■ Prompt ■
Count the lines containing "新航路开辟" in the entries underneath, and state that count without anything else.

-- Start of Source records --

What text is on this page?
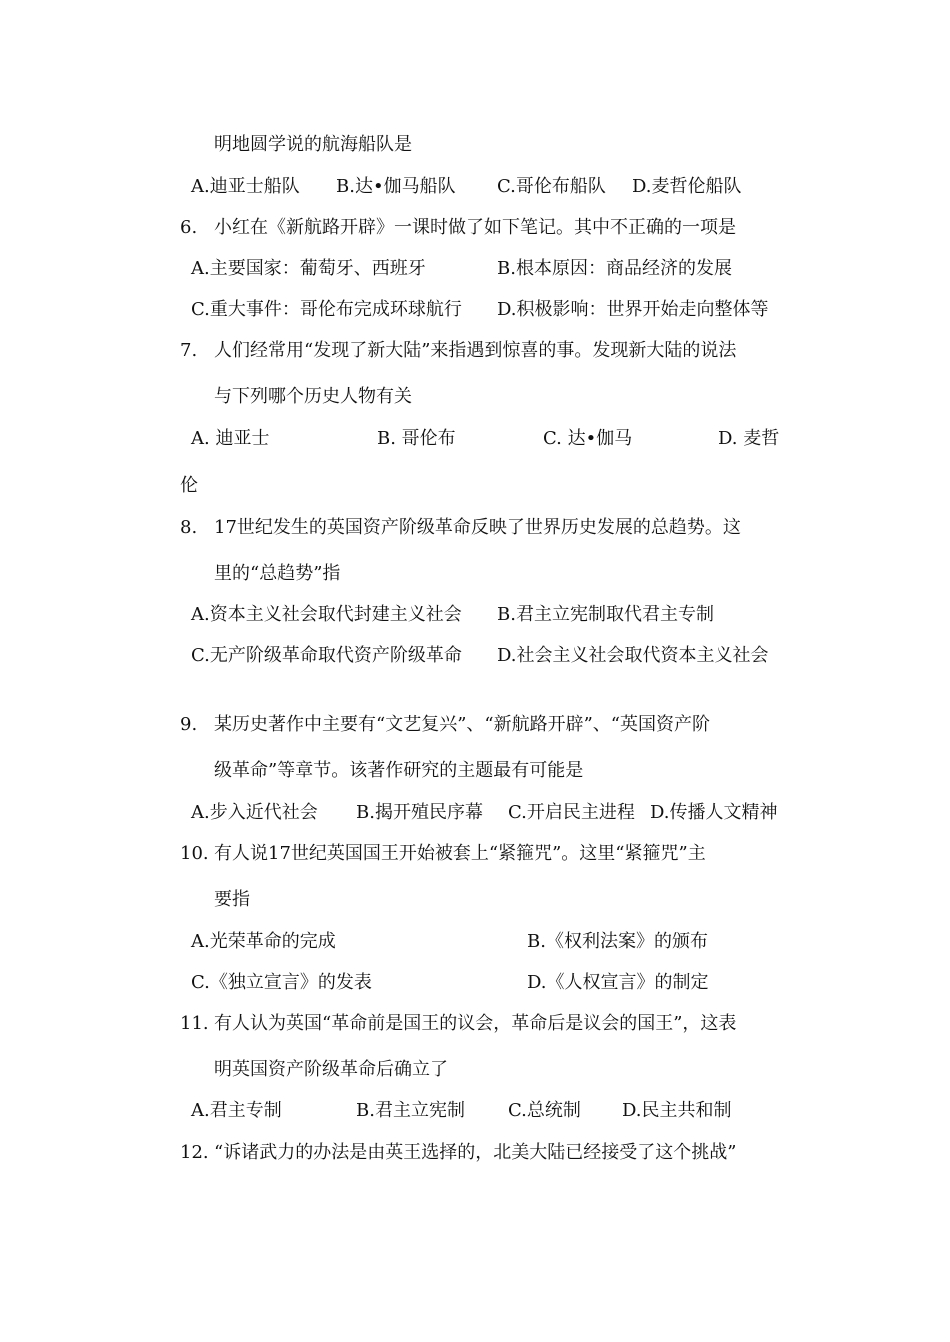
明地圆学说的航海船队是
A.迪亚士船队 B.达•伽马船队 C.哥伦布船队 D.麦哲伦船队
6. 小红在《新航路开辟》一课时做了如下笔记。其中不正确的一项是
A.主要国家：葡萄牙、西班牙	B.根本原因：商品经济的发展
C.重大事件：哥伦布完成环球航行 D.积极影响：世界开始走向整体等
7. 人们经常用“发现了新大陆”来指遇到惊喜的事。发现新大陆的说法
与下列哪个历史人物有关
A. 迪亚士	B. 哥伦布	C. 达•伽马	D. 麦哲
伦
8. 17世纪发生的英国资产阶级革命反映了世界历史发展的总趋势。这
里的“总趋势”指
A.资本主义社会取代封建主义社会 B.君主立宪制取代君主专制
C.无产阶级革命取代资产阶级革命 D.社会主义社会取代资本主义社会
9. 某历史著作中主要有“文艺复兴”、“新航路开辟”、“英国资产阶
级革命”等章节。该著作研究的主题最有可能是
A.步入近代社会 B.揭开殖民序幕 C.开启民主进程 D.传播人文精神
10. 有人说17世纪英国国王开始被套上“紧箍咒”。这里“紧箍咒”主
要指
A.光荣革命的完成	B.《权利法案》的颁布
C.《独立宣言》的发表	D.《人权宣言》的制定
11. 有人认为英国“革命前是国王的议会，革命后是议会的国王”，这表
明英国资产阶级革命后确立了
A.君主专制	B.君主立宪制 C.总统制 D.民主共和制
12. “诉诸武力的办法是由英王选择的，北美大陆已经接受了这个挑战”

-- End of Source records --

■ Task solution ■
2